Write down each entry again, exactly as it reads.

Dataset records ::
====

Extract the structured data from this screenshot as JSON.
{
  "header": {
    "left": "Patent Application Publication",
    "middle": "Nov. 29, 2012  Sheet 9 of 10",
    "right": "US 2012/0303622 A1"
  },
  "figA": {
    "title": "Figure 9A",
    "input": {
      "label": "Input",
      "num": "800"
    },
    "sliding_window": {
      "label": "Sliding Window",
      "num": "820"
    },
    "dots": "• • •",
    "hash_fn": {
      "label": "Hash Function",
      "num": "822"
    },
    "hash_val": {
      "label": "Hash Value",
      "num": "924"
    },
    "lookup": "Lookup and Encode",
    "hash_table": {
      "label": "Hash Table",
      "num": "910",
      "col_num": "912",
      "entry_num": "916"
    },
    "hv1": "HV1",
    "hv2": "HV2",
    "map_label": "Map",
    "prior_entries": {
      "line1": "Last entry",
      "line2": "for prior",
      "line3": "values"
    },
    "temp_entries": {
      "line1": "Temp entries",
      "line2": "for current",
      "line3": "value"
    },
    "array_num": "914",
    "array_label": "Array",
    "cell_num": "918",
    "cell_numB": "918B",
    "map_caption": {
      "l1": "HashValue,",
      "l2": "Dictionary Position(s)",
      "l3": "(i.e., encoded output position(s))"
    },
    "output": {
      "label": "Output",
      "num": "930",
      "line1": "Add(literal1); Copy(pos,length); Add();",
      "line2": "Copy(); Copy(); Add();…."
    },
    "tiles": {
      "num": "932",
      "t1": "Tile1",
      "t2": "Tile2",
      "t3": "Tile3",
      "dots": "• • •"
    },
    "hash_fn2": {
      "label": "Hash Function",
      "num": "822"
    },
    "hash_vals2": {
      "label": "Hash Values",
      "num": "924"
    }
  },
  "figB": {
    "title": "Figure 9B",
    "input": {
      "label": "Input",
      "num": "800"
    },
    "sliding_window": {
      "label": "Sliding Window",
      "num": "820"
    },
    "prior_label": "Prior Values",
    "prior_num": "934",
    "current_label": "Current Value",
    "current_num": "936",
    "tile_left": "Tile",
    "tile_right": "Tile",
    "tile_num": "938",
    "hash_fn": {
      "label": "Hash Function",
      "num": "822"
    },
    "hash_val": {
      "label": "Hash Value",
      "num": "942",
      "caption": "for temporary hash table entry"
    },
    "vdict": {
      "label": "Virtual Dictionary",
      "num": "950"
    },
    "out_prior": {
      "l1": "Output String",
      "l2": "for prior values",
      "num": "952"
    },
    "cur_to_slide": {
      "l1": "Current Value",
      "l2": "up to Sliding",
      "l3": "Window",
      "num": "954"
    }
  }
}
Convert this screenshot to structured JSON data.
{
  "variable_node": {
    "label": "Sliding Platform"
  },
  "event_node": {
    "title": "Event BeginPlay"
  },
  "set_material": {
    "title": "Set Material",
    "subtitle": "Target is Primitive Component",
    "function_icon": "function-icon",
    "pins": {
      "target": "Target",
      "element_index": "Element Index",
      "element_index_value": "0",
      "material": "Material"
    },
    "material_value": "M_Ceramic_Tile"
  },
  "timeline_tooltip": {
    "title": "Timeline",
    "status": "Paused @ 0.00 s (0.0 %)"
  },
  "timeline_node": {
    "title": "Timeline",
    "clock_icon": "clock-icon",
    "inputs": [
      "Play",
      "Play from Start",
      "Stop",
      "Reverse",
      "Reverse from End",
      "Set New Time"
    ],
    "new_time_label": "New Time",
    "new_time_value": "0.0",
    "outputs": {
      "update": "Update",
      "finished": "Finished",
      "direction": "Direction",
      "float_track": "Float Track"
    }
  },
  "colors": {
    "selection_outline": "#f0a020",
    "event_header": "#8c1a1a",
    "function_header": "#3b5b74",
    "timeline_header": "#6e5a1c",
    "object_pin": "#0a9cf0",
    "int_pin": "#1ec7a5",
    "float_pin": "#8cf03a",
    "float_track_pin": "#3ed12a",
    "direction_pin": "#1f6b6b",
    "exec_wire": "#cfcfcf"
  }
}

====

Output below ::
Extract the structured data from this screenshot as JSON.
{
  "header": {
    "left": "Patent Application Publication",
    "middle": "Nov. 29, 2012  Sheet 9 of 10",
    "right": "US 2012/0303622 A1"
  },
  "figA": {
    "title": "Figure 9A",
    "input": {
      "label": "Input",
      "num": "800"
    },
    "sliding_window": {
      "label": "Sliding Window",
      "num": "820"
    },
    "dots": "• • •",
    "hash_fn": {
      "label": "Hash Function",
      "num": "822"
    },
    "hash_val": {
      "label": "Hash Value",
      "num": "924"
    },
    "lookup": "Lookup and Encode",
    "hash_table": {
      "label": "Hash Table",
      "num": "910",
      "col_num": "912",
      "entry_num": "916"
    },
    "hv1": "HV1",
    "hv2": "HV2",
    "map_label": "Map",
    "prior_entries": {
      "line1": "Last entry",
      "line2": "for prior",
      "line3": "values"
    },
    "temp_entries": {
      "line1": "Temp entries",
      "line2": "for current",
      "line3": "value"
    },
    "array_num": "914",
    "array_label": "Array",
    "cell_num": "918",
    "cell_numB": "918B",
    "map_caption": {
      "l1": "HashValue,",
      "l2": "Dictionary Position(s)",
      "l3": "(i.e., encoded output position(s))"
    },
    "output": {
      "label": "Output",
      "num": "930",
      "line1": "Add(literal1); Copy(pos,length); Add();",
      "line2": "Copy(); Copy(); Add();…."
    },
    "tiles": {
      "num": "932",
      "t1": "Tile1",
      "t2": "Tile2",
      "t3": "Tile3",
      "dots": "• • •"
    },
    "hash_fn2": {
      "label": "Hash Function",
      "num": "822"
    },
    "hash_vals2": {
      "label": "Hash Values",
      "num": "924"
    }
  },
  "figB": {
    "title": "Figure 9B",
    "input": {
      "label": "Input",
      "num": "800"
    },
    "sliding_window": {
      "label": "Sliding Window",
      "num": "820"
    },
    "prior_label": "Prior Values",
    "prior_num": "934",
    "current_label": "Current Value",
    "current_num": "936",
    "tile_left": "Tile",
    "tile_right": "Tile",
    "tile_num": "938",
    "hash_fn": {
      "label": "Hash Function",
      "num": "822"
    },
    "hash_val": {
      "label": "Hash Value",
      "num": "942",
      "caption": "for temporary hash table entry"
    },
    "vdict": {
      "label": "Virtual Dictionary",
      "num": "950"
    },
    "out_prior": {
      "l1": "Output String",
      "l2": "for prior values",
      "num": "952"
    },
    "cur_to_slide": {
      "l1": "Current Value",
      "l2": "up to Sliding",
      "l3": "Window",
      "num": "954"
    }
  }
}
Convert this screenshot to structured JSON data.
{
  "variable_node": {
    "label": "Sliding Platform"
  },
  "event_node": {
    "title": "Event BeginPlay"
  },
  "set_material": {
    "title": "Set Material",
    "subtitle": "Target is Primitive Component",
    "function_icon": "function-icon",
    "pins": {
      "target": "Target",
      "element_index": "Element Index",
      "element_index_value": "0",
      "material": "Material"
    },
    "material_value": "M_Ceramic_Tile"
  },
  "timeline_tooltip": {
    "title": "Timeline",
    "status": "Paused @ 0.00 s (0.0 %)"
  },
  "timeline_node": {
    "title": "Timeline",
    "clock_icon": "clock-icon",
    "inputs": [
      "Play",
      "Play from Start",
      "Stop",
      "Reverse",
      "Reverse from End",
      "Set New Time"
    ],
    "new_time_label": "New Time",
    "new_time_value": "0.0",
    "outputs": {
      "update": "Update",
      "finished": "Finished",
      "direction": "Direction",
      "float_track": "Float Track"
    }
  },
  "colors": {
    "selection_outline": "#f0a020",
    "event_header": "#8c1a1a",
    "function_header": "#3b5b74",
    "timeline_header": "#6e5a1c",
    "object_pin": "#0a9cf0",
    "int_pin": "#1ec7a5",
    "float_pin": "#8cf03a",
    "float_track_pin": "#3ed12a",
    "direction_pin": "#1f6b6b",
    "exec_wire": "#cfcfcf"
  }
}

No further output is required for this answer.